I had this little mini desk behind my big desk and on it I had all types of video equipment to transfer videotape to DVD along with software to splice hunks of video and sound.  I didn’t really do any of that for my job, which is a good thing because I never figured out how to use the equipment.  My boss bought that stuff for me during one of those ‘end-of-the-fiscal-year money spending frenzies’.  If you’ve never been on the spending end of one of those, I highly recommend it. 

Anyway, the university was a good gig.  I was able to leave on time every day.  The campus was beautiful.  I could do stuff like ride to meetings on the handlebars of my boss’s bicycle and go to art shows during my lunch break where they served free shrimp cocktails and those little strawberries that were dipped in chocolate and decorated to look like tiny mice.

I applied for the prison job on a whim.  My coworkers and my boss couldn’t figure out what the hell I was thinking.  But when I sent an inquiry to the division head at the prison, he came to my university office to meet with me.  And I thought, well why not check it out?  I’d never been to a prison, and it would at the very least make a good story at the next art show/mini strawberry mice luncheon.

My first red flag was that there was no job interview.  There was an assumption from the beginning that if I wanted the job I could have it.  Even though it paid 20k more than the university job.  Leaving the university seemed like such a stupid thing to do that I went out to the prison three times to visit before I took the position.  Prison was like the polar opposite of the university.  It was dangerous and ugly.  Because no one wanted to work there, they were often forced to hire people who wouldn’t make it through a Wal-Mart interview.  They hired professionals that had never been licensed and a few that had their licenses revoked or suspended for ethical violations.  People screamed at each other during staff meetings.

STATED EXERCISE 1. List each good thing about the university job that the essay about leaving it for a prison job names in the paragraph beginning "Anyway, the university was a good gig."
STATED EXERCISE 2. Write a continuation of the essay about taking the prison job, beginning right after its final sentence.

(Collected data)
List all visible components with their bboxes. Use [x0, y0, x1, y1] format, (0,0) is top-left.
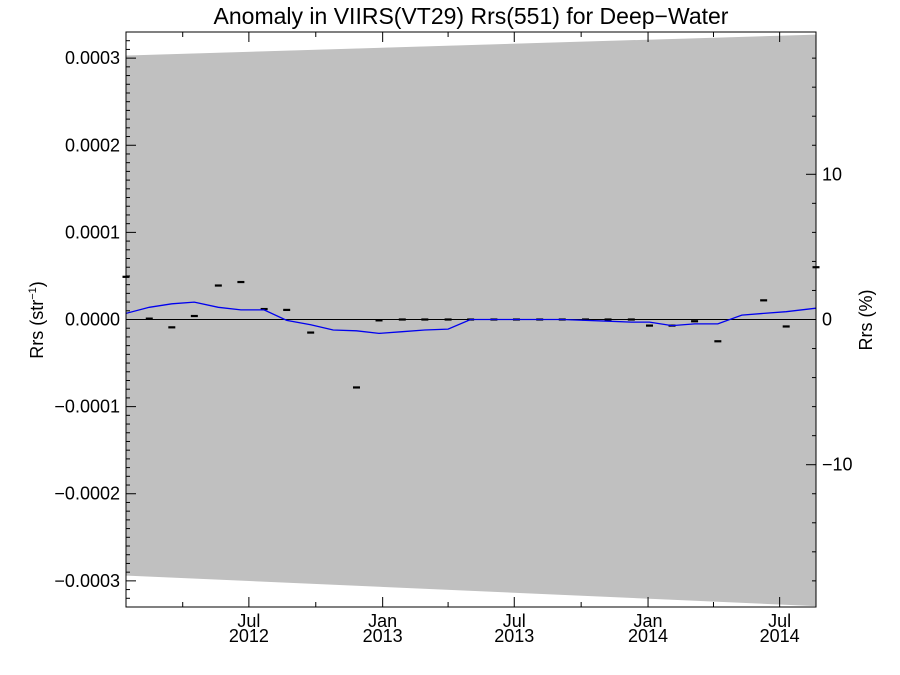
trend-line [125, 301, 817, 335]
y-axis-label-right: Rrs (%) [856, 290, 876, 351]
series-layer [122, 266, 820, 389]
y-tick-label-left: 0.0001 [65, 222, 120, 242]
x-tick-label-month: Jan [368, 611, 397, 631]
x-tick-label-year: 2014 [628, 626, 668, 646]
x-tick-label-year: 2012 [229, 626, 269, 646]
y-tick-label-left: −0.0001 [54, 397, 120, 417]
y-axis-label-left-suffix: ) [27, 281, 47, 287]
y-tick-label-left: 0.0003 [65, 48, 120, 68]
y-tick-label-right: 10 [822, 164, 842, 184]
x-tick-label-year: 2013 [363, 626, 403, 646]
y-axis-label-left-superscript: −1 [27, 287, 39, 300]
y-tick-label-left: 0.0000 [65, 310, 120, 330]
y-axis-label-left: Rrs (str−1) [27, 281, 47, 359]
y-axis-label-left-main: Rrs (str [27, 300, 47, 359]
x-tick-label-month: Jan [634, 611, 663, 631]
x-tick-label-month: Jul [503, 611, 526, 631]
y-tick-label-left: −0.0002 [54, 484, 120, 504]
y-tick-label-left: −0.0003 [54, 571, 120, 591]
labels-layer: Anomaly in VIIRS(VT29) Rrs(551) for Deep… [27, 3, 876, 359]
y-tick-label-right: 0 [822, 310, 832, 330]
x-tick-label-year: 2014 [760, 626, 800, 646]
y-tick-label-left: 0.0002 [65, 135, 120, 155]
x-tick-label-month: Jul [237, 611, 260, 631]
axes-layer: Jul2012Jan2013Jul2013Jan2014Jul20140.000… [54, 31, 853, 646]
x-tick-label-month: Jul [768, 611, 791, 631]
x-tick-label-year: 2013 [494, 626, 534, 646]
y-tick-label-right: −10 [822, 455, 853, 475]
chart-title: Anomaly in VIIRS(VT29) Rrs(551) for Deep… [214, 3, 729, 29]
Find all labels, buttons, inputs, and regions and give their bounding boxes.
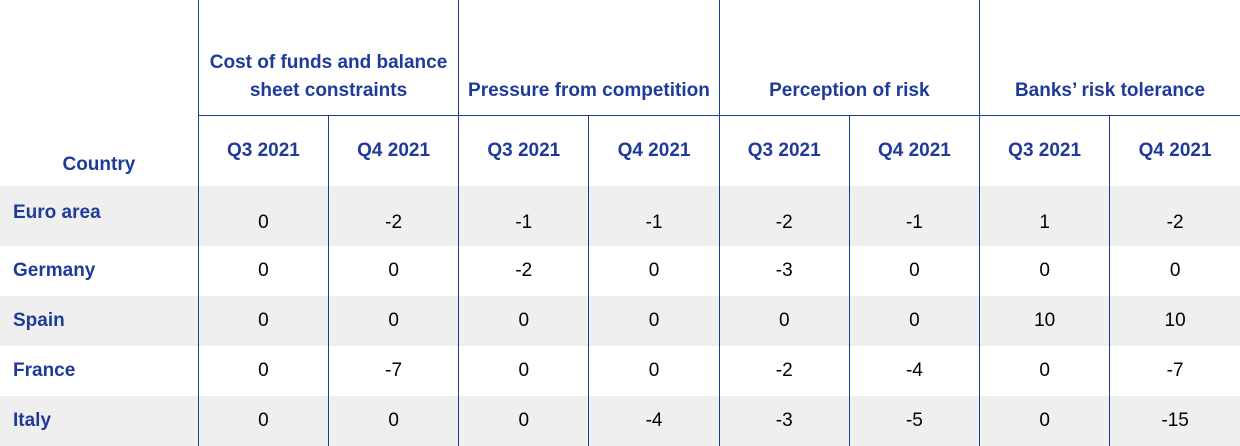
period-header-row: Country Q3 2021 Q4 2021 Q3 2021 Q4 2021 … <box>0 115 1240 186</box>
table-row: Italy 0 0 0 -4 -3 -5 0 -15 <box>0 395 1240 446</box>
table-cell: 0 <box>328 395 459 446</box>
table-cell: 0 <box>848 295 980 346</box>
period-header: Q3 2021 <box>979 115 1110 186</box>
table-cell: -2 <box>458 245 589 296</box>
table-cell: -2 <box>328 185 459 246</box>
table-cell: -3 <box>718 395 850 446</box>
table-cell: 0 <box>197 295 329 346</box>
table-cell: 0 <box>1109 245 1240 296</box>
corner-cell <box>0 0 198 116</box>
group-header-row: Cost of funds and balance sheet constrai… <box>0 0 1240 116</box>
table-cell: -15 <box>1109 395 1240 446</box>
table-cell: 0 <box>458 345 589 396</box>
table-cell: 0 <box>588 345 720 396</box>
table-cell: 0 <box>197 395 329 446</box>
table-cell: 0 <box>588 245 720 296</box>
table-cell: -2 <box>718 345 850 396</box>
country-column-header: Country <box>62 153 136 175</box>
period-header: Q3 2021 <box>718 115 850 186</box>
table-cell: 0 <box>197 245 329 296</box>
table-cell: -5 <box>848 395 980 446</box>
table-cell: -4 <box>588 395 720 446</box>
table-cell: 0 <box>197 185 329 246</box>
table-cell: 1 <box>979 185 1110 246</box>
table-cell: -7 <box>1109 345 1240 396</box>
table-cell: -3 <box>718 245 850 296</box>
period-header: Q3 2021 <box>458 115 589 186</box>
table-cell: 0 <box>197 345 329 396</box>
table-row: France 0 -7 0 0 -2 -4 0 -7 <box>0 345 1240 396</box>
table-cell: 0 <box>458 295 589 346</box>
group-header-risk-tolerance: Banks’ risk tolerance <box>979 0 1240 116</box>
table-cell: -4 <box>848 345 980 396</box>
group-header-cost-of-funds: Cost of funds and balance sheet constrai… <box>197 0 459 116</box>
period-header: Q4 2021 <box>848 115 980 186</box>
group-header-competition: Pressure from competition <box>458 0 720 116</box>
table-cell: 0 <box>979 395 1110 446</box>
table-cell: -1 <box>458 185 589 246</box>
table-cell: 0 <box>718 295 850 346</box>
table-row: Spain 0 0 0 0 0 0 10 10 <box>0 295 1240 346</box>
table-row: Germany 0 0 -2 0 -3 0 0 0 <box>0 245 1240 296</box>
table-cell: -7 <box>328 345 459 396</box>
table-cell: 0 <box>979 345 1110 396</box>
period-header: Q3 2021 <box>197 115 329 186</box>
country-name: France <box>13 359 76 381</box>
table-cell: 10 <box>1109 295 1240 346</box>
table-cell: 0 <box>328 245 459 296</box>
table-cell: -2 <box>718 185 850 246</box>
table-cell: 0 <box>979 245 1110 296</box>
period-header: Q4 2021 <box>328 115 459 186</box>
table-cell: -2 <box>1109 185 1240 246</box>
table-cell: 0 <box>328 295 459 346</box>
table-cell: 0 <box>588 295 720 346</box>
table-cell: 10 <box>979 295 1110 346</box>
table-cell: -1 <box>588 185 720 246</box>
period-header: Q4 2021 <box>1109 115 1240 186</box>
table-cell: 0 <box>848 245 980 296</box>
period-header: Q4 2021 <box>588 115 720 186</box>
country-name: Germany <box>13 259 96 281</box>
table-row: Euro area 0 -2 -1 -1 -2 -1 1 -2 <box>0 185 1240 246</box>
table-cell: 0 <box>458 395 589 446</box>
country-name: Italy <box>0 395 199 446</box>
table-cell: -1 <box>848 185 980 246</box>
country-name: Euro area <box>0 185 199 246</box>
country-name: Spain <box>0 295 199 346</box>
group-header-risk-perception: Perception of risk <box>718 0 980 116</box>
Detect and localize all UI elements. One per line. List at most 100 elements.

EXERCISE RESULT 1.
- Leaving on time every day
- A beautiful campus
- Riding to meetings on the handlebars of the boss's bicycle
- Going to art shows during the lunch break, where free shrimp cocktails and chocolate-dipped strawberries decorated to look like tiny mice were served

EXERCISE RESULT 2.
It’s taken me a long time to figure out why I loved prison so much.  I mean it was weird.  I was screamed at, threatened, lied to, and lied about. And that was just some of the staff. 

The inmates were an entirely different challenge.  They all wanted something.  They wanted to be moved or they wanted someone else to be moved or they wanted to get into some class that would get them out a few weeks early.  They made liquor in their toilets and swallowed razor blades and attempted to use bread bags as condoms and shampoo as sexual lubricants (which by report is extremely painful).  I saw way more naked men than anyone ever wants to see – and don’t forget – those toilets are right out in the middle of everything.   There was one guy who pretty much masturbated constantly.  The guy would masturbate while he was eating his lunch without so much as a pause when he went to the beanhole to get his food tray.

The thing about seeing and experiencing the highly abnormal is that you get close to your colleagues.  You develop a weird sense of humor that no one else could possibly get.  It sinks in somewhere around the second year.  You learn you have to filter before you talk when you’re around non-prison folk. 

There was this guy in a lock down unit who refused to come out of his cell.  Wouldn’t come out to exercise and wouldn’t come out to shower.  Ever.  He didn’t ask for anything either.  Just ate his food, returned the tray when it was asked for, and sat on his cot.  A veteran staff member described him to me one morning because I was going to cover for her the following day.  “He’s like a plant,” she concluded.  “You just have to make sure he has water and food.”  Which is incredibly sad but for some reason I found it hysterically funny.  Diet Coke shot out of my nose and then I stopped laughing because it hurts considerably when Diet Coke squirts out of your nose.  Which made her laugh hysterically.  Which made me start laughing hysterically all over again. 

This kind of thing happened almost every day.

My boss told me once about being at a party and telling the story of helping a mentally challenged inmate select and write a Mother’s Day card.  Which wouldn’t be funny except she found out later that he had killed his mother, which is why he was in prison in the first place.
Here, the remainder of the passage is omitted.